Objective> Skip every image and restate the data word for word.

--- Start Provided records ---

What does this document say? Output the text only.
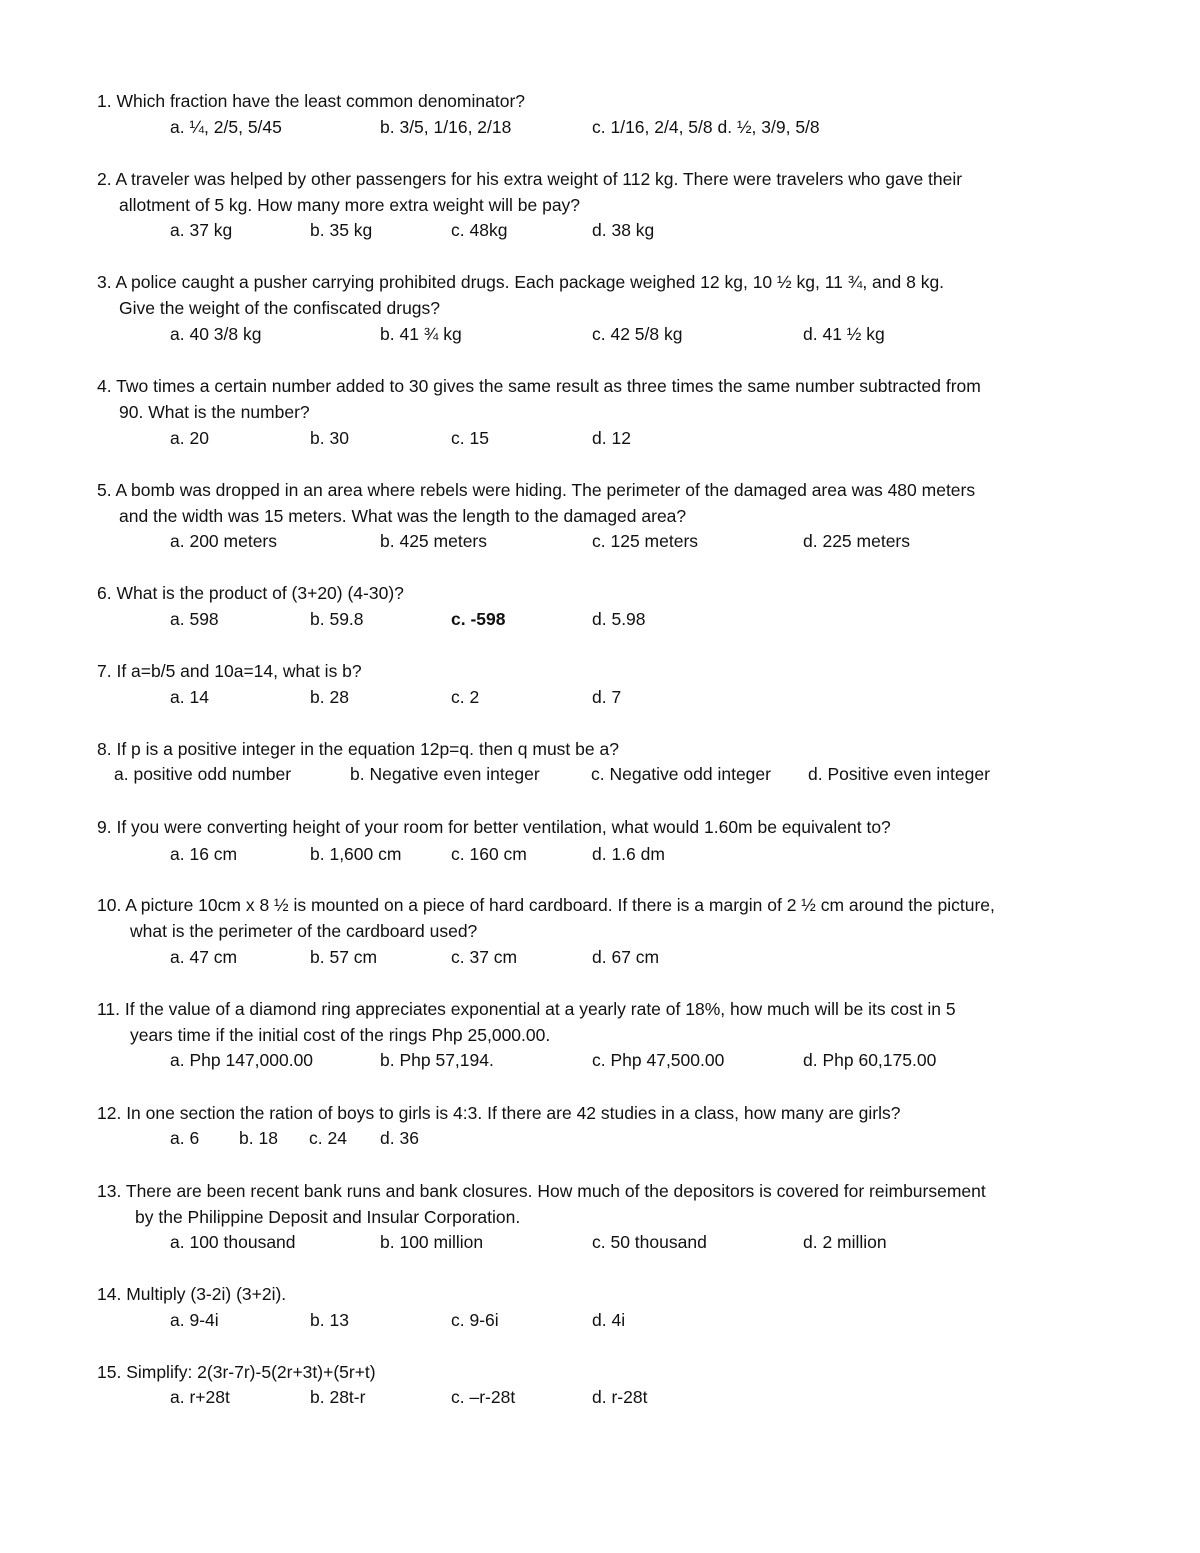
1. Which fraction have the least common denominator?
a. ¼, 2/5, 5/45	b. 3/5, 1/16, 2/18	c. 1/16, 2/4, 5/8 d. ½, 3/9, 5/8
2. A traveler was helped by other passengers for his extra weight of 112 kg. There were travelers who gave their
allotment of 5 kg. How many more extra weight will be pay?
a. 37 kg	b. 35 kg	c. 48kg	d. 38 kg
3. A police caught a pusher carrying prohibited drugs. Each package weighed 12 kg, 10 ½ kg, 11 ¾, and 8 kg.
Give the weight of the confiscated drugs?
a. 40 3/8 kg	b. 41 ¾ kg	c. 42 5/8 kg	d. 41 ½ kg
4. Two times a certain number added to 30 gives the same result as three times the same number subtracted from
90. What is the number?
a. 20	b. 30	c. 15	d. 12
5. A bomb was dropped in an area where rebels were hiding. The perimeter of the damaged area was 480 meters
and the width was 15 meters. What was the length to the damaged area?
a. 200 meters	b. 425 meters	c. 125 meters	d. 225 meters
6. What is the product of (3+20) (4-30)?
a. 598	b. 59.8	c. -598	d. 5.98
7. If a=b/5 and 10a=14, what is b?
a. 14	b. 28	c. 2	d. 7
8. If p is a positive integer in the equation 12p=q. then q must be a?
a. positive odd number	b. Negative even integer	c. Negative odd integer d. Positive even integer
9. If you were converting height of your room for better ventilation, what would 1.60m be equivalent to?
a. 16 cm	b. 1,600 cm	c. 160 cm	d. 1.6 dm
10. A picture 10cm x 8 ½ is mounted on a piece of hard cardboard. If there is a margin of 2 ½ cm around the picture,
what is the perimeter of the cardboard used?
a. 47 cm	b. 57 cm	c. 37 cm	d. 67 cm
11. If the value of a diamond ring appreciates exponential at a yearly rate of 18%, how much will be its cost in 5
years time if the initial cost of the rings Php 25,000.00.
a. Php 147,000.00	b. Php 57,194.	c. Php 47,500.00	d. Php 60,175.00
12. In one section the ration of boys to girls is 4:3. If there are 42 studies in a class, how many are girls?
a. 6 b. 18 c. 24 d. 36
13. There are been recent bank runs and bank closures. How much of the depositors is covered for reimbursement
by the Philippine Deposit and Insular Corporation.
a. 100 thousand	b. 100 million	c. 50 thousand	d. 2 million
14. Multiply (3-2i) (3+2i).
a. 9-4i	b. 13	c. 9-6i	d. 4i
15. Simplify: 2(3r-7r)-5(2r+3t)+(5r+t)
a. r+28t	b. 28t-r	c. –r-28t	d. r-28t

--- End Provided records ---

Solution>
What does this document say? Output the text only.
1. Which fraction have the least common denominator?
a. ¼, 2/5, 5/45	b. 3/5, 1/16, 2/18	c. 1/16, 2/4, 5/8 d. ½, 3/9, 5/8
2. A traveler was helped by other passengers for his extra weight of 112 kg. There were travelers who gave their
allotment of 5 kg. How many more extra weight will be pay?
a. 37 kg	b. 35 kg	c. 48kg	d. 38 kg
3. A police caught a pusher carrying prohibited drugs. Each package weighed 12 kg, 10 ½ kg, 11 ¾, and 8 kg.
Give the weight of the confiscated drugs?
a. 40 3/8 kg	b. 41 ¾ kg	c. 42 5/8 kg	d. 41 ½ kg
4. Two times a certain number added to 30 gives the same result as three times the same number subtracted from
90. What is the number?
a. 20	b. 30	c. 15	d. 12
5. A bomb was dropped in an area where rebels were hiding. The perimeter of the damaged area was 480 meters
and the width was 15 meters. What was the length to the damaged area?
a. 200 meters	b. 425 meters	c. 125 meters	d. 225 meters
6. What is the product of (3+20) (4-30)?
a. 598	b. 59.8	c. -598	d. 5.98
7. If a=b/5 and 10a=14, what is b?
a. 14	b. 28	c. 2	d. 7
8. If p is a positive integer in the equation 12p=q. then q must be a?
a. positive odd number	b. Negative even integer	c. Negative odd integer d. Positive even integer
9. If you were converting height of your room for better ventilation, what would 1.60m be equivalent to?
a. 16 cm	b. 1,600 cm	c. 160 cm	d. 1.6 dm
10. A picture 10cm x 8 ½ is mounted on a piece of hard cardboard. If there is a margin of 2 ½ cm around the picture,
what is the perimeter of the cardboard used?
a. 47 cm	b. 57 cm	c. 37 cm	d. 67 cm
11. If the value of a diamond ring appreciates exponential at a yearly rate of 18%, how much will be its cost in 5
years time if the initial cost of the rings Php 25,000.00.
a. Php 147,000.00	b. Php 57,194.	c. Php 47,500.00	d. Php 60,175.00
12. In one section the ration of boys to girls is 4:3. If there are 42 studies in a class, how many are girls?
a. 6 b. 18 c. 24 d. 36
13. There are been recent bank runs and bank closures. How much of the depositors is covered for reimbursement
by the Philippine Deposit and Insular Corporation.
a. 100 thousand	b. 100 million	c. 50 thousand	d. 2 million
14. Multiply (3-2i) (3+2i).
a. 9-4i	b. 13	c. 9-6i	d. 4i
15. Simplify: 2(3r-7r)-5(2r+3t)+(5r+t)
a. r+28t	b. 28t-r	c. –r-28t	d. r-28t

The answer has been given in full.